[START OF Given records]

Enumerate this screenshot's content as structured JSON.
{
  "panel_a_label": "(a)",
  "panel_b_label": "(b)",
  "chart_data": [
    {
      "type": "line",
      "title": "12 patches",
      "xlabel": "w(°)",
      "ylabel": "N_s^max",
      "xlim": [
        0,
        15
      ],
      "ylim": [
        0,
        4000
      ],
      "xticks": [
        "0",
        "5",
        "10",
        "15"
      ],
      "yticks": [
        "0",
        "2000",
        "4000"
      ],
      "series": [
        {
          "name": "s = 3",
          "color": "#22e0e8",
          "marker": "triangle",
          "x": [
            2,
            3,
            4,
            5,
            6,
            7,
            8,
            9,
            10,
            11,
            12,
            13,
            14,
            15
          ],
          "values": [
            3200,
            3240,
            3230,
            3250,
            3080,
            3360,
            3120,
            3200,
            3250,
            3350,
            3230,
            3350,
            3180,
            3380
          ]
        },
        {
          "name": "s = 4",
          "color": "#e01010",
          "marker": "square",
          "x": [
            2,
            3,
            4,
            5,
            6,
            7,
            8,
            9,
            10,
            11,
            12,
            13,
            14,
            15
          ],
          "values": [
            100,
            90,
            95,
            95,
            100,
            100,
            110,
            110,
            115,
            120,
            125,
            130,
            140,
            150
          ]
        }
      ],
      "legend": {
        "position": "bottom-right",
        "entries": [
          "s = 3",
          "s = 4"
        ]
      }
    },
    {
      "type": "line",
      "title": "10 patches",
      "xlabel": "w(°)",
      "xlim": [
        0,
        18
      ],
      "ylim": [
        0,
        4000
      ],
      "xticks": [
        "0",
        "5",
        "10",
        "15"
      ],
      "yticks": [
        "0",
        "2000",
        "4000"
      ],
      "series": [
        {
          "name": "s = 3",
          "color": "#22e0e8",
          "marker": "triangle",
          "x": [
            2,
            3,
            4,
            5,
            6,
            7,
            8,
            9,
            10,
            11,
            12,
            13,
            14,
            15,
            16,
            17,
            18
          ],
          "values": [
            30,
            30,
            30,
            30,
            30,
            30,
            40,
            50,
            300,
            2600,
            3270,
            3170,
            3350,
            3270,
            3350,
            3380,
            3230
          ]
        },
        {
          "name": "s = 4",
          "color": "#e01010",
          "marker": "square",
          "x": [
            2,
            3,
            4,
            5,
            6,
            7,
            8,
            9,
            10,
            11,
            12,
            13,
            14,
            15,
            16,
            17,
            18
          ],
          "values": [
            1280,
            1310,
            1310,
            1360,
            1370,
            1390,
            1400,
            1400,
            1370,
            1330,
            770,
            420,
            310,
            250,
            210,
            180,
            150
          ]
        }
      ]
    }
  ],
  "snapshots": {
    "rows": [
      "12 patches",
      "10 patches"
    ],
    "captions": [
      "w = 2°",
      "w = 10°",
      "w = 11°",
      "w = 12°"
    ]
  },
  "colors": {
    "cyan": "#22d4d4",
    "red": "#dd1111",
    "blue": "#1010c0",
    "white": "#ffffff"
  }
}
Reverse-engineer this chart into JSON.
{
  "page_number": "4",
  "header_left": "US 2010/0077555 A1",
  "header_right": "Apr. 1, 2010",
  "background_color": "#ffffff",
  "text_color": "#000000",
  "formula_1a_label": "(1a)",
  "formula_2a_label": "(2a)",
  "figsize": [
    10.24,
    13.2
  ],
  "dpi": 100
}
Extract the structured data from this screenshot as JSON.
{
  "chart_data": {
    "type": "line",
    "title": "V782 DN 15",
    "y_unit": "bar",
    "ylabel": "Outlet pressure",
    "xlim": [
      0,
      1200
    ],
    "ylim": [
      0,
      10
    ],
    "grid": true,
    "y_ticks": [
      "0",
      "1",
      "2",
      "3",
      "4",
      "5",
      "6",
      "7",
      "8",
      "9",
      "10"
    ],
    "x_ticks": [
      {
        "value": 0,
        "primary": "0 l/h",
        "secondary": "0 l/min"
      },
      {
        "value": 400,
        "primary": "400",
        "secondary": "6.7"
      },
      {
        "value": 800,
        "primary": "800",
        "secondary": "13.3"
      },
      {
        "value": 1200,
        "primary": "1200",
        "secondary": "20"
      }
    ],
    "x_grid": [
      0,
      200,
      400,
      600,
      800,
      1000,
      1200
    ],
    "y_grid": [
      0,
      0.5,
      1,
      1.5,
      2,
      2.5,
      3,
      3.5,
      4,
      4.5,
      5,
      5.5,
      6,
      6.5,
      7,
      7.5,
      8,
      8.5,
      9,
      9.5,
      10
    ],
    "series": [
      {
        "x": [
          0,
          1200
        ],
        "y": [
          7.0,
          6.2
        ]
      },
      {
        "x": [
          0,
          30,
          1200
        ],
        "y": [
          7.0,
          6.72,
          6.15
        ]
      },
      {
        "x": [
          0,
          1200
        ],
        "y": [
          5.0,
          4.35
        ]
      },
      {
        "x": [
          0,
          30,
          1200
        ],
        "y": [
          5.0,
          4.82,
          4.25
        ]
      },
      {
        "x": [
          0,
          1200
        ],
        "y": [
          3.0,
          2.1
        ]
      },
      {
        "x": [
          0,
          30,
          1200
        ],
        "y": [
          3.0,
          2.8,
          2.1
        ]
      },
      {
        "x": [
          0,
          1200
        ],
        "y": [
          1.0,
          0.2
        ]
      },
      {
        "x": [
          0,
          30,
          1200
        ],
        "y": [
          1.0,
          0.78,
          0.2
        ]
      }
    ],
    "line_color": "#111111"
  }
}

[END OF Given records]

§ **What you are asked to do**:
Using the records above, gather all lines where the string "this" is present.

§ **Final result**:
Enumerate this screenshot's content as structured JSON.
Reverse-engineer this chart into JSON.
Extract the structured data from this screenshot as JSON.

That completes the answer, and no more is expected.